# Start of Extracted material

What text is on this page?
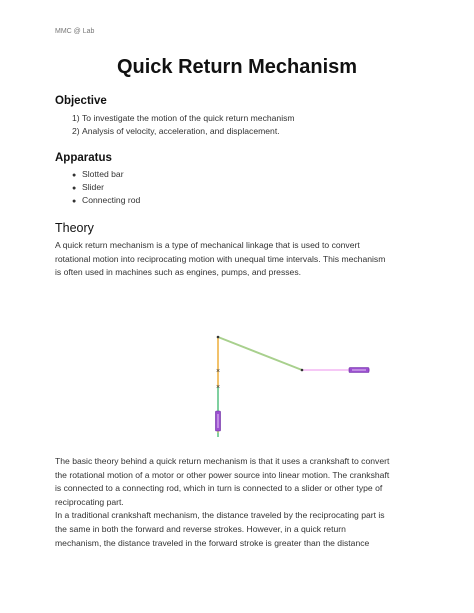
MMC @ Lab
Quick Return Mechanism
Objective
1) To investigate the motion of the quick return mechanism
2) Analysis of velocity, acceleration, and displacement.
Apparatus
● Slotted bar
● Slider
● Connecting rod
Theory
A quick return mechanism is a type of mechanical linkage that is used to convert
rotational motion into reciprocating motion with unequal time intervals. This mechanism
is often used in machines such as engines, pumps, and presses.
×
×
The basic theory behind a quick return mechanism is that it uses a crankshaft to convert
the rotational motion of a motor or other power source into linear motion. The crankshaft
is connected to a connecting rod, which in turn is connected to a slider or other type of
reciprocating part.
In a traditional crankshaft mechanism, the distance traveled by the reciprocating part is
the same in both the forward and reverse strokes. However, in a quick return
mechanism, the distance traveled in the forward stroke is greater than the distance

# End of Extracted material

Task statement: Work out how many lines in the records above hold the string "part", then give only that count.

Answer for this exercise: 2